> Records to use
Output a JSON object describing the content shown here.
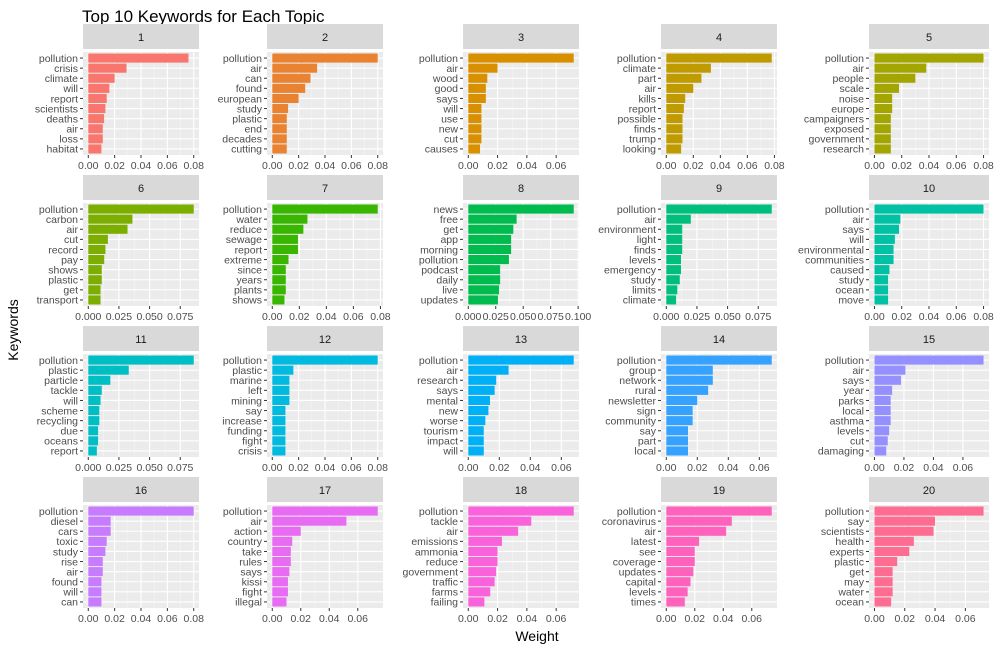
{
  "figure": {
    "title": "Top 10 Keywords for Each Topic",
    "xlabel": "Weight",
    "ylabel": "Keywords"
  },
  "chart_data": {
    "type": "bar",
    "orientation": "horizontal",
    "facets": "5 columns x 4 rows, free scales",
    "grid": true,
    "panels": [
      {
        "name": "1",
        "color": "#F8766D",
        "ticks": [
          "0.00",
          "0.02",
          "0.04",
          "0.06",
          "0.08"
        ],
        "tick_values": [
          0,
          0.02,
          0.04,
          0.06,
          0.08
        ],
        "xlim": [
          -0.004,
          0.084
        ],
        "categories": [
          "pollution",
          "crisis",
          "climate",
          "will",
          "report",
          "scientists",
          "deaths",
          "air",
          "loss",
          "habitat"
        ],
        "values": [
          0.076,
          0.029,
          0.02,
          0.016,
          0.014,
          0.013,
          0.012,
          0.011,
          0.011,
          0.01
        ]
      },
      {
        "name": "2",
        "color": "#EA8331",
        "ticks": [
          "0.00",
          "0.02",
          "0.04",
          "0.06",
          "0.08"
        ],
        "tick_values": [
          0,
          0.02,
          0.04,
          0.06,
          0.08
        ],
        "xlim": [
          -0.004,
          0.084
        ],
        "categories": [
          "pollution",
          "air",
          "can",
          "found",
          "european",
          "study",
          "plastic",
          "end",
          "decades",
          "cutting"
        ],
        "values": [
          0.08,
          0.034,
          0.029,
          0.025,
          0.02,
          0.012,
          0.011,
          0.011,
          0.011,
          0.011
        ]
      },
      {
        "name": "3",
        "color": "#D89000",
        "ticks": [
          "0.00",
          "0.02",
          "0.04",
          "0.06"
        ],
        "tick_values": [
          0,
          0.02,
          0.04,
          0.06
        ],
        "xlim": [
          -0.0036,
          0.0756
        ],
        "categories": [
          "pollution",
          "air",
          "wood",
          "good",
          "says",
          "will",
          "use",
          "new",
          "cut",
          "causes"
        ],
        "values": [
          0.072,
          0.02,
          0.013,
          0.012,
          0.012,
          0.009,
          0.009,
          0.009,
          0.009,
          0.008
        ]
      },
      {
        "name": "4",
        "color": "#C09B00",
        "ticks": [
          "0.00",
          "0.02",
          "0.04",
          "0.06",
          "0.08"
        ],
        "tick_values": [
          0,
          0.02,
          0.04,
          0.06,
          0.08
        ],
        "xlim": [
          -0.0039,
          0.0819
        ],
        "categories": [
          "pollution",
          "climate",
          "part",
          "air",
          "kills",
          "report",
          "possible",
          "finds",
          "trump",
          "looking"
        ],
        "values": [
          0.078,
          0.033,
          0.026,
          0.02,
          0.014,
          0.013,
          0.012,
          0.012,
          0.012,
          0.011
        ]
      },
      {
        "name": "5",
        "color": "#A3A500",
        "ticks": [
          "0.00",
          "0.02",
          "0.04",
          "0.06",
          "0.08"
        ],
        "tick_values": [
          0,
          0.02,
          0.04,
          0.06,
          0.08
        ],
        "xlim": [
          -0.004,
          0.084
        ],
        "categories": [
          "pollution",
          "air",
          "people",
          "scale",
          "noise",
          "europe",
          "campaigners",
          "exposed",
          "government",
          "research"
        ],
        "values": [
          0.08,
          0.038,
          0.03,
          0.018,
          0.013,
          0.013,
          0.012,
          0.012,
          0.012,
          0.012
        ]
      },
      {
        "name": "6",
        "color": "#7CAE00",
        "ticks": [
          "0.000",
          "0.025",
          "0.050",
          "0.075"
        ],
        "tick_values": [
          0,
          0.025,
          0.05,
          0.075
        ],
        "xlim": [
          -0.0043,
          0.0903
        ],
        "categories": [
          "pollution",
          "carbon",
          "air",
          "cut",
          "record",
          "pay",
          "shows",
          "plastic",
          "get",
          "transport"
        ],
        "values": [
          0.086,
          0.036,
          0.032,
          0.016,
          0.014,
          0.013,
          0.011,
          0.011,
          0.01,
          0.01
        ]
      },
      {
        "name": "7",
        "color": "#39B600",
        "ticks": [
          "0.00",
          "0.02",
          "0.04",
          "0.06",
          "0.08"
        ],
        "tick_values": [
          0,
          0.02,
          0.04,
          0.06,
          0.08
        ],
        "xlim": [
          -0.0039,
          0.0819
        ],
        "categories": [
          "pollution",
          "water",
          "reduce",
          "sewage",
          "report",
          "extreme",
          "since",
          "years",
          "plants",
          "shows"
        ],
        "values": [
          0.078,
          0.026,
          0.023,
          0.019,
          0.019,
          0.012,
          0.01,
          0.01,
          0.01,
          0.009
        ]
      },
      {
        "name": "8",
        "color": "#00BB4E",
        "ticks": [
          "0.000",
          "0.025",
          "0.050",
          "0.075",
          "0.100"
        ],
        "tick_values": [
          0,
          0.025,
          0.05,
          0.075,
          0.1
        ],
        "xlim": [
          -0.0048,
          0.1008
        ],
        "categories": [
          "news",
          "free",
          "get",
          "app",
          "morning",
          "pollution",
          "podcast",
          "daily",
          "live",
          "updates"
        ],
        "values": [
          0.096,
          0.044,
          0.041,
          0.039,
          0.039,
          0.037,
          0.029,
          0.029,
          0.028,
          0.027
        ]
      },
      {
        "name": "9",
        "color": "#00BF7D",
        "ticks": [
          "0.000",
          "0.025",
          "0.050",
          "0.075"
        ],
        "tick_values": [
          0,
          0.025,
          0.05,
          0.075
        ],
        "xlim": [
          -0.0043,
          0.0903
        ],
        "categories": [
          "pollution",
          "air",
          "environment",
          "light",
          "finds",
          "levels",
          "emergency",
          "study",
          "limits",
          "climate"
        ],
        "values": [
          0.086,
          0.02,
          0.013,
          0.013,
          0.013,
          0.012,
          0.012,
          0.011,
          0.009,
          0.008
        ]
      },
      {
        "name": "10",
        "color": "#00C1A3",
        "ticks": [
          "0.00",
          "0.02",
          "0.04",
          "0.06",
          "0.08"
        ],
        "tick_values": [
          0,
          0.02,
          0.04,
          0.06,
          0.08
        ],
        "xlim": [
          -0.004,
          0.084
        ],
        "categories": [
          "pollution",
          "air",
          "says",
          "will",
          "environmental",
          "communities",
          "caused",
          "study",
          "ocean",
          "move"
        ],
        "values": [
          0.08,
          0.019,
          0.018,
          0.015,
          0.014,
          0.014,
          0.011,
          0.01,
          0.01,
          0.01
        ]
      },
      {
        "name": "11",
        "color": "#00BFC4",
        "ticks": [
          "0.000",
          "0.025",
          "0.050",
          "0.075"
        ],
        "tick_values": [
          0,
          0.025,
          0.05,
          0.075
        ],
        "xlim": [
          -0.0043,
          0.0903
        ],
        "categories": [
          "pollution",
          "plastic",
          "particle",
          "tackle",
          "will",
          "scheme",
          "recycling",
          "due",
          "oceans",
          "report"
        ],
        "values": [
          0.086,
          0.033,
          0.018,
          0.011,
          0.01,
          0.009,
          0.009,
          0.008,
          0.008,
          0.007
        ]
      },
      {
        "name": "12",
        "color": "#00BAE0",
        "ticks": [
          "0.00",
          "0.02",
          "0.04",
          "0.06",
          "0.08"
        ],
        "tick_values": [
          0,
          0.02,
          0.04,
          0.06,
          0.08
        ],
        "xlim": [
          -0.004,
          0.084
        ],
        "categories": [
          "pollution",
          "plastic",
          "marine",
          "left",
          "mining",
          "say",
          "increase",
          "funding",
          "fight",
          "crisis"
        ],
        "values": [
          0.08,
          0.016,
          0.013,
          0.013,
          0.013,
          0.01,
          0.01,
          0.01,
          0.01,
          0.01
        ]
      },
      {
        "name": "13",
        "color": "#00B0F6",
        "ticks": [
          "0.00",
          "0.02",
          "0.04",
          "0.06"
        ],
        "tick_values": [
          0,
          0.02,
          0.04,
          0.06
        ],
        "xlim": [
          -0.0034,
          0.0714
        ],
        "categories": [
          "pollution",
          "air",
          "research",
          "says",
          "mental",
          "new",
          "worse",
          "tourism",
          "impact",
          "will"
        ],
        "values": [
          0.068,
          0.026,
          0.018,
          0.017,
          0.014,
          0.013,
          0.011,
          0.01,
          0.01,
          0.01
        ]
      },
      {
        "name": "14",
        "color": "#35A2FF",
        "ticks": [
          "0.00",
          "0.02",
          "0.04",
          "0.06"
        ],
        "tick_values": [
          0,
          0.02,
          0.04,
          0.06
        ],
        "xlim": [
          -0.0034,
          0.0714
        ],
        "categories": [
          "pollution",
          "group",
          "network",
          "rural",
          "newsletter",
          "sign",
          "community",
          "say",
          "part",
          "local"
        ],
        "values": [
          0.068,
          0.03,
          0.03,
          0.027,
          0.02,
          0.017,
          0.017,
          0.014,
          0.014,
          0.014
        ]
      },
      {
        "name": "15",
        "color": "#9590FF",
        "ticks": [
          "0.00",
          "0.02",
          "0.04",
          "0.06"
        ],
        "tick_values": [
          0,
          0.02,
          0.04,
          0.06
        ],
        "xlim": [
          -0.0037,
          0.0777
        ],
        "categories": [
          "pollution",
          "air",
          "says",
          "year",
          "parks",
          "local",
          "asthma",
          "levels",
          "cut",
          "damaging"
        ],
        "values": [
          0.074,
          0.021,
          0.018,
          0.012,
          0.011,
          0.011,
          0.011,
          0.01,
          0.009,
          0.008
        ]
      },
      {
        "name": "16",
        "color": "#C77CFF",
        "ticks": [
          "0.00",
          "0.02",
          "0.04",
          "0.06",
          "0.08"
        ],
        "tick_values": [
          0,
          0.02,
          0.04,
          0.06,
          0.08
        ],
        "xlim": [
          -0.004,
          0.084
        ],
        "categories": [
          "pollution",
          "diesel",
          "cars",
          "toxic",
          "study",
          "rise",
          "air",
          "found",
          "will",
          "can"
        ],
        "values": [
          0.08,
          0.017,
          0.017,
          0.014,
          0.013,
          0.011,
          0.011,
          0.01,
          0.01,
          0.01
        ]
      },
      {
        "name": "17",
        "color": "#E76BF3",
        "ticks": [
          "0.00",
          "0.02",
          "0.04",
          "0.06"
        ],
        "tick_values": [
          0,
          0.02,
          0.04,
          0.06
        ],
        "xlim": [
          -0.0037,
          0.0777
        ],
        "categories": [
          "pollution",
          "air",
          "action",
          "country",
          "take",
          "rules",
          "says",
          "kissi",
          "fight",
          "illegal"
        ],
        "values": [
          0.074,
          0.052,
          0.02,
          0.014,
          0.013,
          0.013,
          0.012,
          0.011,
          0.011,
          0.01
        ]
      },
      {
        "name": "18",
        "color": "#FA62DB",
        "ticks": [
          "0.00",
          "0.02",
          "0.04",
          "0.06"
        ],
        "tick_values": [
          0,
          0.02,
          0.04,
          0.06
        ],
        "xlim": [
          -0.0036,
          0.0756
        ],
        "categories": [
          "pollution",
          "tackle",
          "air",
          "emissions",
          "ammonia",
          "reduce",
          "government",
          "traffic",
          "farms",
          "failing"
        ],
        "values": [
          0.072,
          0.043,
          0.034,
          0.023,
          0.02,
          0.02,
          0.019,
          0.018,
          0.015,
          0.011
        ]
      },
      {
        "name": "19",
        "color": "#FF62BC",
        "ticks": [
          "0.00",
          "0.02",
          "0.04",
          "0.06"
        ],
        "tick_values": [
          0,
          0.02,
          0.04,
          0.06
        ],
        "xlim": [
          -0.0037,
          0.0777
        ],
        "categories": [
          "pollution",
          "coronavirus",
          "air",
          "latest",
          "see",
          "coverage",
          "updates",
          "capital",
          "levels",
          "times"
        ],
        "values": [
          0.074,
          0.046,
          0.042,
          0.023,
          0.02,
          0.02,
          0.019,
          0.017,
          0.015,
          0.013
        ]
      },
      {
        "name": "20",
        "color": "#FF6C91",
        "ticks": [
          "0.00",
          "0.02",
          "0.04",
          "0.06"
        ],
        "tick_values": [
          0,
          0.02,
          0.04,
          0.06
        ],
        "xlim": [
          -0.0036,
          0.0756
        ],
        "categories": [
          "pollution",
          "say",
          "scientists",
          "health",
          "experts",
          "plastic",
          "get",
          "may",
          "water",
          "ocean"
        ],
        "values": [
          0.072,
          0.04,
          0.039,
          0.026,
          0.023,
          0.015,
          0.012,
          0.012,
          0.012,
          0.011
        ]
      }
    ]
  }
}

> To do
Going through the entries above, show each line that contains "free".

> Answer section
    "facets": "5 columns x 4 rows, free scales",
          "free",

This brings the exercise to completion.